[begin EXTRACTED DATA]

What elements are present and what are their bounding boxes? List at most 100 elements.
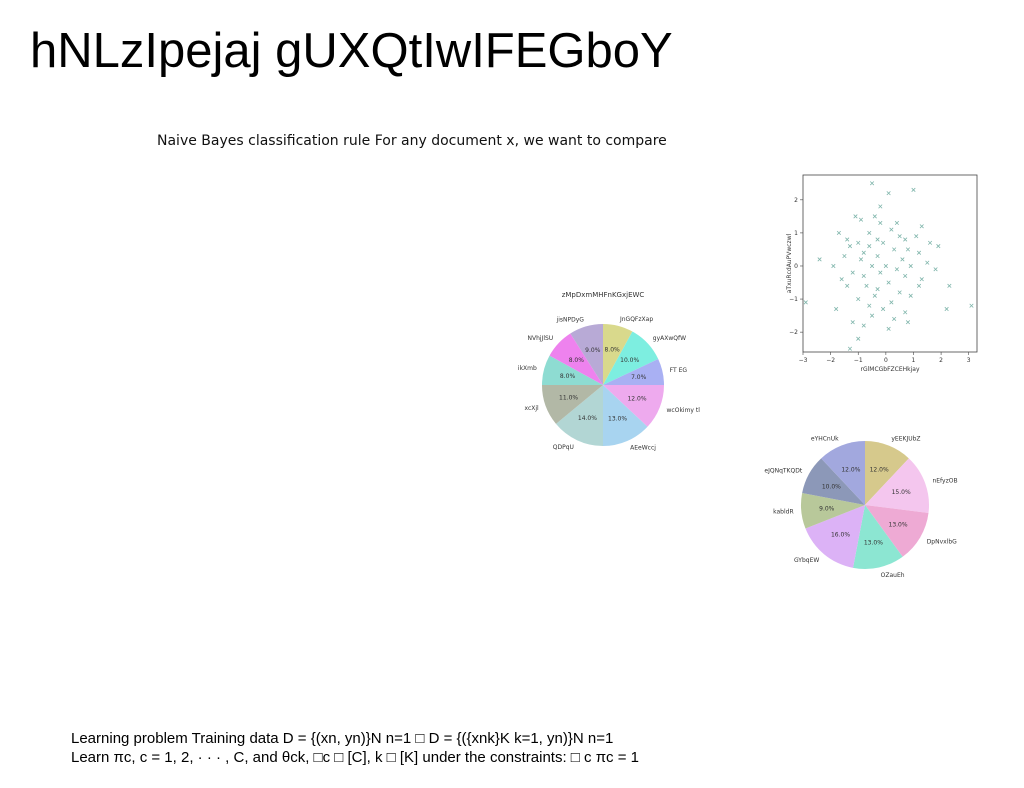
scatter-point xyxy=(869,313,875,318)
scatter-point xyxy=(886,191,891,196)
pie-slice xyxy=(570,324,603,385)
pie-slice xyxy=(821,441,865,505)
scatter-point xyxy=(892,247,897,252)
pie-slice xyxy=(603,359,664,385)
pie-slice xyxy=(865,441,909,505)
scatter-point xyxy=(864,283,869,288)
pie-category-label: OZauEh xyxy=(881,572,905,579)
pie-category-label: nEfyzOB xyxy=(932,478,957,485)
pie-pct-label: 10.0% xyxy=(620,357,639,364)
scatter-point xyxy=(875,253,880,259)
pie-slice xyxy=(865,505,929,557)
pie-pct-label: 9.0% xyxy=(819,506,835,513)
scatter-point xyxy=(861,323,866,328)
scatter-point xyxy=(834,306,839,312)
scatter-point xyxy=(933,267,938,272)
pie-pct-label: 12.0% xyxy=(841,466,860,473)
scatter-point xyxy=(892,316,897,321)
scatter-point xyxy=(872,293,877,298)
scatter-point xyxy=(894,267,899,272)
slide-title: hNLzIpejaj gUXQtIwIFEGboY xyxy=(30,24,673,78)
pie-pct-label: 13.0% xyxy=(608,416,627,423)
scatter-point xyxy=(831,263,836,269)
scatter-point xyxy=(850,270,855,275)
pie-pct-label: 15.0% xyxy=(892,489,911,496)
pie-category-label: yEEKJUbZ xyxy=(891,435,920,442)
pie-slice xyxy=(801,493,865,529)
pie-category-label: JnGQFzXap xyxy=(619,316,653,323)
pie-slice xyxy=(603,331,659,385)
pie-slice xyxy=(542,355,603,385)
pie-slice xyxy=(542,385,603,424)
scatter-point xyxy=(875,237,880,242)
pie-slice xyxy=(603,385,648,446)
pie-category-label: NVhjJlSU xyxy=(527,335,553,342)
x-tick-label: 2 xyxy=(939,357,943,364)
scatter-point xyxy=(845,237,850,242)
scatter-point xyxy=(881,306,886,312)
bottom-line-1: Learning problem Training data D = {(xn,… xyxy=(71,730,614,747)
scatter-point xyxy=(936,244,941,249)
scatter-point xyxy=(886,326,891,331)
scatter-point xyxy=(856,336,861,341)
pie-slice xyxy=(805,505,865,568)
pie-slice xyxy=(603,324,633,385)
x-tick-label: −1 xyxy=(854,357,863,364)
y-tick-label: −2 xyxy=(789,329,798,336)
x-tick-label: −3 xyxy=(799,357,808,364)
scatter-point xyxy=(914,234,919,239)
scatter-point xyxy=(875,287,880,292)
pie-pct-label: 13.0% xyxy=(889,522,908,529)
scatter-point xyxy=(839,277,844,282)
scatter-point xyxy=(908,293,913,298)
x-tick-label: 1 xyxy=(912,357,916,364)
pie-category-label: eYHCnUk xyxy=(811,435,839,442)
scatter-point xyxy=(842,253,847,259)
pie-pct-label: 14.0% xyxy=(578,415,597,422)
scatter-point xyxy=(927,240,933,245)
scatter-point xyxy=(900,257,905,262)
scatter-point xyxy=(858,257,864,262)
pie-category-label: FT EG xyxy=(670,367,688,374)
scatter-point xyxy=(856,240,861,245)
pie-slice xyxy=(603,385,664,427)
scatter-point xyxy=(867,230,872,235)
pie-pct-label: 7.0% xyxy=(631,374,647,381)
x-tick-label: 3 xyxy=(967,357,971,364)
pie-category-label: wcOkimy tl xyxy=(667,407,701,414)
pie-pct-label: 12.0% xyxy=(870,466,889,473)
scatter-point xyxy=(867,244,872,249)
pie-category-label: jisNPDyG xyxy=(556,316,585,323)
pie-title: zMpDxmMHFnKGxjEWC xyxy=(562,291,645,299)
scatter-point xyxy=(847,244,853,249)
scatter-chart: −3 −2 −1 0 1 2 3 −2 −1 0 1 2 rGlMCGbFZCEHkjay aTxuRcd… xyxy=(786,174,978,373)
scatter-point xyxy=(969,303,974,308)
pie-pct-label: 8.0% xyxy=(560,373,576,380)
y-tick-label: −1 xyxy=(789,296,798,303)
scatter-point xyxy=(894,220,899,226)
pie-pct-label: 11.0% xyxy=(559,394,578,401)
scatter-point xyxy=(919,224,924,229)
scatter-point xyxy=(916,283,922,288)
x-tick-label: 0 xyxy=(884,357,888,364)
pie-category-label: QDPqU xyxy=(553,444,574,451)
scatter-point xyxy=(861,250,866,255)
scatter-point xyxy=(897,234,902,239)
scatter-point xyxy=(903,237,908,242)
scatter-point xyxy=(889,227,894,232)
scatter-point xyxy=(903,273,908,278)
pie-slice xyxy=(853,505,903,569)
scatter-point xyxy=(916,250,922,255)
scatter-point xyxy=(836,230,841,235)
pie-category-label: eJQNqTKQDt xyxy=(764,467,802,474)
pie-slice xyxy=(555,385,603,446)
bottom-text: Learning problem Training data D = {(xn,… xyxy=(71,729,639,767)
pie-slice xyxy=(549,333,603,385)
scatter-point xyxy=(803,300,808,305)
y-axis-label: aTxuRcdAuPVwczwl xyxy=(786,233,793,293)
scatter-point xyxy=(858,217,864,222)
pie-pct-label: 9.0% xyxy=(585,347,601,354)
scatter-point xyxy=(856,296,861,302)
pie-category-label: GYbqEW xyxy=(794,557,819,564)
pie-category-label: gyAXwQfW xyxy=(653,335,686,342)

[end EXTRACTED DATA]

### TASK OBJECTIVE:
Copy the records above line for line, with no changes, and leave the pictures out of your answer.

### SOLUTION FOR THIS TASK:
What elements are present and what are their bounding boxes? List at most 100 elements.
scatter-point xyxy=(869,313,875,318)
scatter-point xyxy=(886,191,891,196)
pie-slice xyxy=(570,324,603,385)
pie-slice xyxy=(821,441,865,505)
scatter-point xyxy=(892,247,897,252)
pie-slice xyxy=(603,359,664,385)
pie-slice xyxy=(865,441,909,505)
scatter-point xyxy=(864,283,869,288)
pie-category-label: OZauEh xyxy=(881,572,905,579)
pie-category-label: nEfyzOB xyxy=(932,478,957,485)
pie-pct-label: 10.0% xyxy=(620,357,639,364)
scatter-point xyxy=(875,253,880,259)
pie-slice xyxy=(865,505,929,557)
pie-pct-label: 9.0% xyxy=(819,506,835,513)
scatter-point xyxy=(861,323,866,328)
scatter-point xyxy=(834,306,839,312)
scatter-point xyxy=(933,267,938,272)
pie-pct-label: 12.0% xyxy=(841,466,860,473)
scatter-point xyxy=(892,316,897,321)
scatter-point xyxy=(872,293,877,298)
scatter-point xyxy=(894,267,899,272)
slide-title: hNLzIpejaj gUXQtIwIFEGboY xyxy=(30,24,673,78)
pie-pct-label: 13.0% xyxy=(608,416,627,423)
scatter-point xyxy=(831,263,836,269)
scatter-point xyxy=(850,270,855,275)
pie-pct-label: 15.0% xyxy=(892,489,911,496)
pie-category-label: yEEKJUbZ xyxy=(891,435,920,442)
pie-slice xyxy=(801,493,865,529)
pie-category-label: JnGQFzXap xyxy=(619,316,653,323)
pie-slice xyxy=(603,331,659,385)
pie-slice xyxy=(542,355,603,385)
pie-slice xyxy=(542,385,603,424)
scatter-point xyxy=(875,237,880,242)
pie-slice xyxy=(603,385,648,446)
pie-category-label: NVhjJlSU xyxy=(527,335,553,342)
x-tick-label: 2 xyxy=(939,357,943,364)
scatter-point xyxy=(845,237,850,242)
scatter-point xyxy=(881,306,886,312)
bottom-line-1: Learning problem Training data D = {(xn,… xyxy=(71,730,614,747)
scatter-point xyxy=(936,244,941,249)
scatter-point xyxy=(886,326,891,331)
scatter-point xyxy=(856,336,861,341)
pie-slice xyxy=(805,505,865,568)
pie-slice xyxy=(603,324,633,385)
x-tick-label: −1 xyxy=(854,357,863,364)
y-tick-label: −2 xyxy=(789,329,798,336)
x-tick-label: −3 xyxy=(799,357,808,364)
scatter-point xyxy=(914,234,919,239)
scatter-point xyxy=(875,287,880,292)
pie-pct-label: 13.0% xyxy=(889,522,908,529)
scatter-point xyxy=(839,277,844,282)
scatter-point xyxy=(908,293,913,298)
x-tick-label: 1 xyxy=(912,357,916,364)
pie-category-label: eYHCnUk xyxy=(811,435,839,442)
scatter-point xyxy=(842,253,847,259)
pie-pct-label: 14.0% xyxy=(578,415,597,422)
scatter-point xyxy=(927,240,933,245)
scatter-point xyxy=(900,257,905,262)
scatter-point xyxy=(858,257,864,262)
pie-category-label: FT EG xyxy=(670,367,688,374)
scatter-point xyxy=(856,240,861,245)
pie-slice xyxy=(603,385,664,427)
scatter-point xyxy=(867,230,872,235)
pie-pct-label: 7.0% xyxy=(631,374,647,381)
x-tick-label: 3 xyxy=(967,357,971,364)
pie-category-label: wcOkimy tl xyxy=(667,407,701,414)
pie-pct-label: 12.0% xyxy=(870,466,889,473)
scatter-point xyxy=(867,244,872,249)
pie-category-label: jisNPDyG xyxy=(556,316,585,323)
pie-title: zMpDxmMHFnKGxjEWC xyxy=(562,291,645,299)
scatter-point xyxy=(847,244,853,249)
scatter-chart: −3 −2 −1 0 1 2 3 −2 −1 0 1 2 rGlMCGbFZCEHkjay aTxuRcd… xyxy=(786,174,978,373)
scatter-point xyxy=(969,303,974,308)
pie-pct-label: 8.0% xyxy=(560,373,576,380)
y-tick-label: −1 xyxy=(789,296,798,303)
scatter-point xyxy=(894,220,899,226)
pie-pct-label: 11.0% xyxy=(559,394,578,401)
scatter-point xyxy=(919,224,924,229)
scatter-point xyxy=(916,283,922,288)
x-tick-label: 0 xyxy=(884,357,888,364)
pie-category-label: QDPqU xyxy=(553,444,574,451)
scatter-point xyxy=(861,250,866,255)
scatter-point xyxy=(897,234,902,239)
scatter-point xyxy=(903,237,908,242)
scatter-point xyxy=(889,227,894,232)
scatter-point xyxy=(903,273,908,278)
pie-slice xyxy=(853,505,903,569)
scatter-point xyxy=(916,250,922,255)
scatter-point xyxy=(836,230,841,235)
pie-category-label: eJQNqTKQDt xyxy=(764,467,802,474)
pie-slice xyxy=(555,385,603,446)
bottom-text: Learning problem Training data D = {(xn,… xyxy=(71,729,639,767)
pie-slice xyxy=(549,333,603,385)
scatter-point xyxy=(803,300,808,305)
y-axis-label: aTxuRcdAuPVwczwl xyxy=(786,233,793,293)
scatter-point xyxy=(858,217,864,222)
pie-pct-label: 9.0% xyxy=(585,347,601,354)
scatter-point xyxy=(856,296,861,302)
pie-category-label: GYbqEW xyxy=(794,557,819,564)
pie-category-label: gyAXwQfW xyxy=(653,335,686,342)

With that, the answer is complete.